[Document section Boundary: Start]

For the third consecutive day Bruce Montague was in the witness box in a Kenora Superior courtroom defending himself against nearly 50 firearms related offences.

His lawyer, Doug Christie, played a clip of a documentary featuring Montague protesting the Firearms Act on Parliament Hill the day it was enacted in 2003. He and a group of others protested Bill C-38 by burning registration certificates and placing a wooden plaque on the doors of the parliament buildings, which claimed the bill was unconstitutional and they wouldn't participate.

"Hopefully now they'll get the message," he said in the film. He defended himself against assistant Crown attorney Peter Keen's case, which accused Montague of being a threat to public safety, saying he is not anti-government and has never used his firearms in a crime or to cause harm.

"I consider myself very much a patriot," he said. "I believe very much in the rule of law. I want the same thing I think most Canadians do and that's a safe country that doesn't take away your freedoms."

The trends he saw in gun laws in Canada were designed to regulate firearms out of existence, he said, and guns which one day were non-restricted could become prohibited overnight and required to be turned in for termination. To avoid losing firearms which were legally acquired, then classified prohibited through an order in council, he buried several weapons on Crown land, after removing the serial numbers, to ensure that if someone did find them, they wouldn't be traced back to him. Later, when he decided to fight the registration openly, he dug them up and returned them to his secure vault.

[Document section Boundary: End]
[Data under study Boundary: Start]

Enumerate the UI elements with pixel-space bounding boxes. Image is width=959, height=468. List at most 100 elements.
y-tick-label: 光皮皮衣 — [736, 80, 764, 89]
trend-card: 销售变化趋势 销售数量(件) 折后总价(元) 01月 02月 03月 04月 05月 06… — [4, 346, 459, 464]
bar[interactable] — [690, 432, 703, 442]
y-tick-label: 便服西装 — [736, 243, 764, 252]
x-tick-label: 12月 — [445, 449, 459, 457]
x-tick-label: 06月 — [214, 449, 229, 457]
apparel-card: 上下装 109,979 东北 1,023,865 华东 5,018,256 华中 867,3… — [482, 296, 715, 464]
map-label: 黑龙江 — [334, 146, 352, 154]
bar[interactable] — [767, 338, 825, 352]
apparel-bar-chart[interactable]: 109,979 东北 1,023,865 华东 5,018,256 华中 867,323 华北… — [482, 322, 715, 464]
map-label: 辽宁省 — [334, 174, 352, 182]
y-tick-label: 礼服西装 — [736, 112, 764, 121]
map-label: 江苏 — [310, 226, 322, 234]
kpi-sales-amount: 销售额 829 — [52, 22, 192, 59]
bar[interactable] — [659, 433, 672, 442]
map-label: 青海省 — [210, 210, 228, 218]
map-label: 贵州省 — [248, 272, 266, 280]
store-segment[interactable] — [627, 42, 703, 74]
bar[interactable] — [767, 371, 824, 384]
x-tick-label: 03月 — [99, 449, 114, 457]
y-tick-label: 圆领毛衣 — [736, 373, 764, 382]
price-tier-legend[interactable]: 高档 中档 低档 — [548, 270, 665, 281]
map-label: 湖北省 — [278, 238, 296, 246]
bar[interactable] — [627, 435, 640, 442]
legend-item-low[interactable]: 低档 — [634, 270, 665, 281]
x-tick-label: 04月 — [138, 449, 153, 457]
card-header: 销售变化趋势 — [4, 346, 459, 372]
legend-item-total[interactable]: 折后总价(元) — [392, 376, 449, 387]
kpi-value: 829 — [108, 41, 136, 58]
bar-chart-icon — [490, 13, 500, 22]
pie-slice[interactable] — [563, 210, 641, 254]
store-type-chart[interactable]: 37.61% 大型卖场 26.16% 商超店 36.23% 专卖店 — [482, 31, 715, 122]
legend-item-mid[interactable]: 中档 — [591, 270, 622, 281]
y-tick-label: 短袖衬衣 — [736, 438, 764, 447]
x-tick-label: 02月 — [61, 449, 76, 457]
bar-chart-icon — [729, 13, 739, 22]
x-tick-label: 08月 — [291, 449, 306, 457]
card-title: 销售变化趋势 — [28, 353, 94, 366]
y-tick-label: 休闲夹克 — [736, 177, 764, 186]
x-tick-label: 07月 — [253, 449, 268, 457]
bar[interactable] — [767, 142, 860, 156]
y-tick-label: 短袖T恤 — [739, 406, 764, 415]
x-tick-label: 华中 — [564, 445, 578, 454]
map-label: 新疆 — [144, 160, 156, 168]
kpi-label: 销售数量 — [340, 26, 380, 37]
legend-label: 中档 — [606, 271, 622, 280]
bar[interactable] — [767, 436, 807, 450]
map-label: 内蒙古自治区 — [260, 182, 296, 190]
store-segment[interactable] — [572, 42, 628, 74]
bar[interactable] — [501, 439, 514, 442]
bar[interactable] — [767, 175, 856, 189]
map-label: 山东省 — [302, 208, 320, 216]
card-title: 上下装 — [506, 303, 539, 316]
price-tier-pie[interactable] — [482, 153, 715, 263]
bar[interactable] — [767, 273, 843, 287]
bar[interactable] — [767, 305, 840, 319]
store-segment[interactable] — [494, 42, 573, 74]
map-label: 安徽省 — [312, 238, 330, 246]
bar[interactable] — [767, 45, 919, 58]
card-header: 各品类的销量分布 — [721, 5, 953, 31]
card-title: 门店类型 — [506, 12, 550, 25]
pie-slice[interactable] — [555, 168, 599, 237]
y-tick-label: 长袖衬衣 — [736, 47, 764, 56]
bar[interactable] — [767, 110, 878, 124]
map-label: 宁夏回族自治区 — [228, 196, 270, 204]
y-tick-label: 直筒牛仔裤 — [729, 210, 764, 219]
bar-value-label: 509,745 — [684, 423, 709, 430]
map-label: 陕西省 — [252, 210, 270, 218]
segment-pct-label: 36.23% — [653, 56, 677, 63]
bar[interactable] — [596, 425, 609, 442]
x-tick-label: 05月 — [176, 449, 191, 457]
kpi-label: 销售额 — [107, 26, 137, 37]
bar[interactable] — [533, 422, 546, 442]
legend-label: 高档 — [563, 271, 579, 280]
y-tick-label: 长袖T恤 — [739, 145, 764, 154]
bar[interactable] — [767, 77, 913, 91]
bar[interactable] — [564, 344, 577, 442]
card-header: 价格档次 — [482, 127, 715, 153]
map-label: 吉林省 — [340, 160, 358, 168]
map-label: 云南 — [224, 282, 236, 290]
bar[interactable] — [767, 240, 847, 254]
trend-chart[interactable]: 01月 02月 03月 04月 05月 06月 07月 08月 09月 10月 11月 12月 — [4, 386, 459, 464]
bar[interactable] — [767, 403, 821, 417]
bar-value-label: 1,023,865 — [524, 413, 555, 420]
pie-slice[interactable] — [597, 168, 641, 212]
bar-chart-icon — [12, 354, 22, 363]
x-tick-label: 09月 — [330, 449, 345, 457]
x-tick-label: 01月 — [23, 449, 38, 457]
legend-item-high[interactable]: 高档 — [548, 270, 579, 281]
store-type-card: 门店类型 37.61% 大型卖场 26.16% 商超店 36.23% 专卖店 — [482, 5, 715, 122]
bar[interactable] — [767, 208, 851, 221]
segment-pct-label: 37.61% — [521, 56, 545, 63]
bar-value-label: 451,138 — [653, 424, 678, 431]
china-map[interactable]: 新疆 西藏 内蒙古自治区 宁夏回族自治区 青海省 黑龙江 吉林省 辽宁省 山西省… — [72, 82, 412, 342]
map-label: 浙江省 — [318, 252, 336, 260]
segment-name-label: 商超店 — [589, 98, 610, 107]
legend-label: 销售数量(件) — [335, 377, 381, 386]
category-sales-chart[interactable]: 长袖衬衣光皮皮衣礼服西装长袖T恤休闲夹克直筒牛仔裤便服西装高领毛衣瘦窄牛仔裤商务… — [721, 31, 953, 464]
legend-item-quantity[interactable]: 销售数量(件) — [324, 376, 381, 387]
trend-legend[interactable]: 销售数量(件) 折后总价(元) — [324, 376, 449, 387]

[Data under study Boundary: End]

• Your assignment
Can you copy the court report word for word from "His lawyer, Doug" to "to cause harm."?

• Reply
His lawyer, Doug Christie, played a clip of a documentary featuring Montague protesting the Firearms Act on Parliament Hill the day it was enacted in 2003. He and a group of others protested Bill C-38 by burning registration certificates and placing a wooden plaque on the doors of the parliament buildings, which claimed the bill was unconstitutional and they wouldn't participate.

"Hopefully now they'll get the message," he said in the film. He defended himself against assistant Crown attorney Peter Keen's case, which accused Montague of being a threat to public safety, saying he is not anti-government and has never used his firearms in a crime or to cause harm.